▶ _PROBLEM STATEMENT_:
Only the pictures are left out: repeat the rest of the entries exactly.

◆ ◆ ◆ ◆

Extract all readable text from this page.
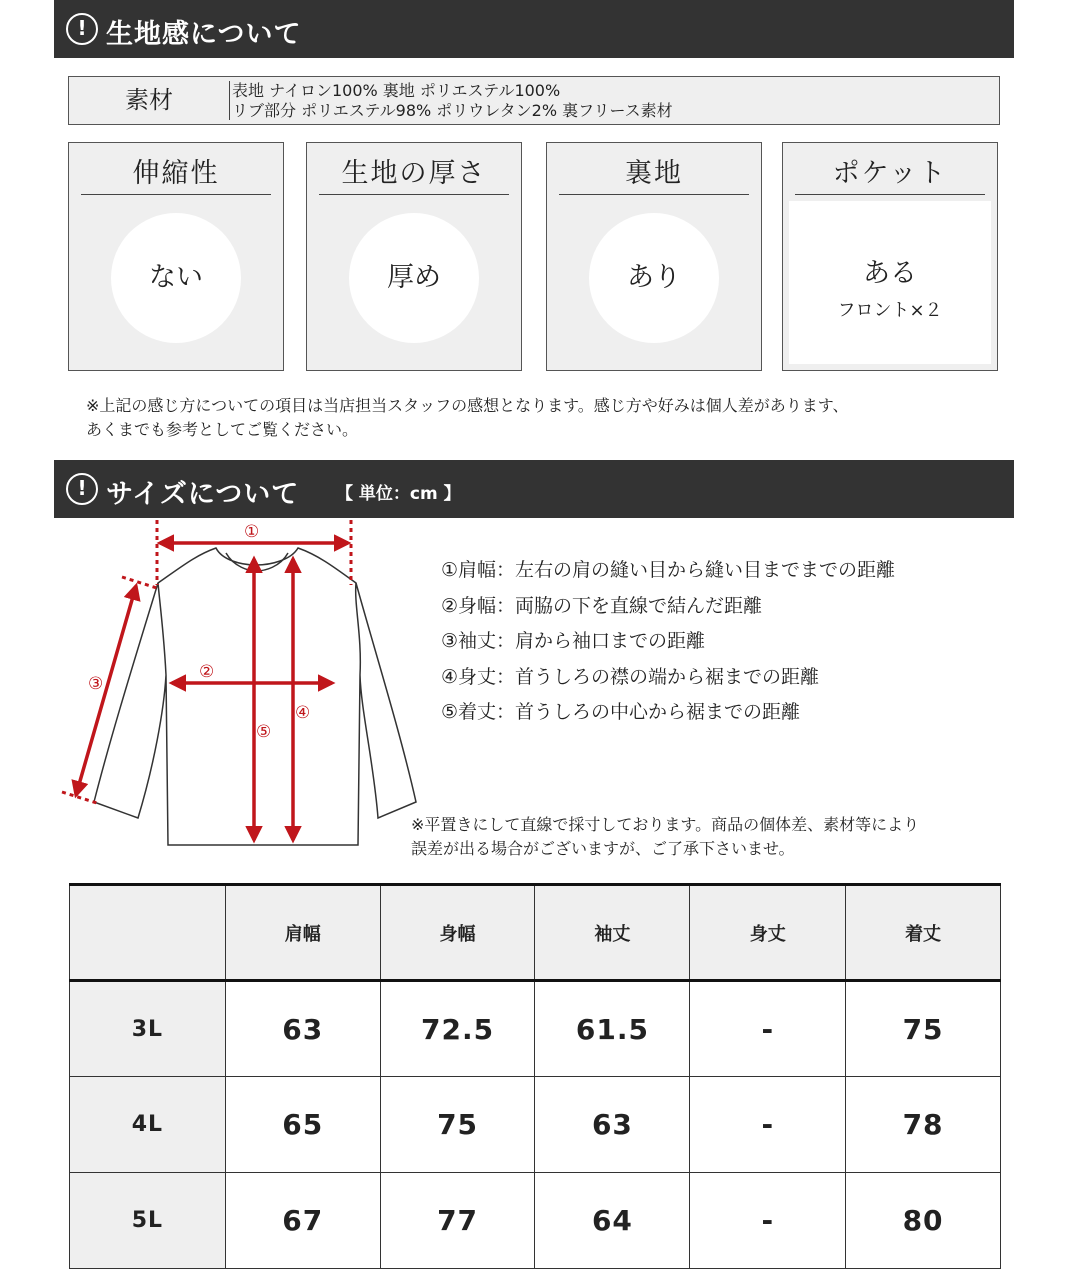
! 生地感について
素材	表地 ナイロン100% 裏地 ポリエステル100%
リブ部分 ポリエステル98% ポリウレタン2% 裏フリース素材
伸縮性
ない
生地の厚さ
厚め
裏地
あり
ポケット
ある
フロント×２
※上記の感じ方についての項目は当店担当スタッフの感想となります。感じ方や好みは個人差があります、
あくまでも参考としてご覧ください。
! サイズについて 【 単位：cm 】
①
②
③
④
⑤
①肩幅：左右の肩の縫い目から縫い目までまでの距離
②身幅：両脇の下を直線で結んだ距離
③袖丈：肩から袖口までの距離
④身丈：首うしろの襟の端から裾までの距離
⑤着丈：首うしろの中心から裾までの距離
※平置きにして直線で採寸しております。商品の個体差、素材等により
誤差が出る場合がございますが、ご了承下さいませ。
	肩幅	身幅	袖丈	身丈	着丈
3L	63	72.5	61.5	-	75
4L	65	75	63	-	78
5L	67	77	64	-	80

◆ ◆ ◆ ◆

▶ _WRITTEN ANSWER_:
Extract all readable text from this page.
! 生地感について
素材	表地 ナイロン100% 裏地 ポリエステル100%
リブ部分 ポリエステル98% ポリウレタン2% 裏フリース素材
伸縮性
ない
生地の厚さ
厚め
裏地
あり
ポケット
ある
フロント×２
※上記の感じ方についての項目は当店担当スタッフの感想となります。感じ方や好みは個人差があります、
あくまでも参考としてご覧ください。
! サイズについて 【 単位：cm 】
①
②
③
④
⑤
①肩幅：左右の肩の縫い目から縫い目までまでの距離
②身幅：両脇の下を直線で結んだ距離
③袖丈：肩から袖口までの距離
④身丈：首うしろの襟の端から裾までの距離
⑤着丈：首うしろの中心から裾までの距離
※平置きにして直線で採寸しております。商品の個体差、素材等により
誤差が出る場合がございますが、ご了承下さいませ。
	肩幅	身幅	袖丈	身丈	着丈
3L	63	72.5	61.5	-	75
4L	65	75	63	-	78
5L	67	77	64	-	80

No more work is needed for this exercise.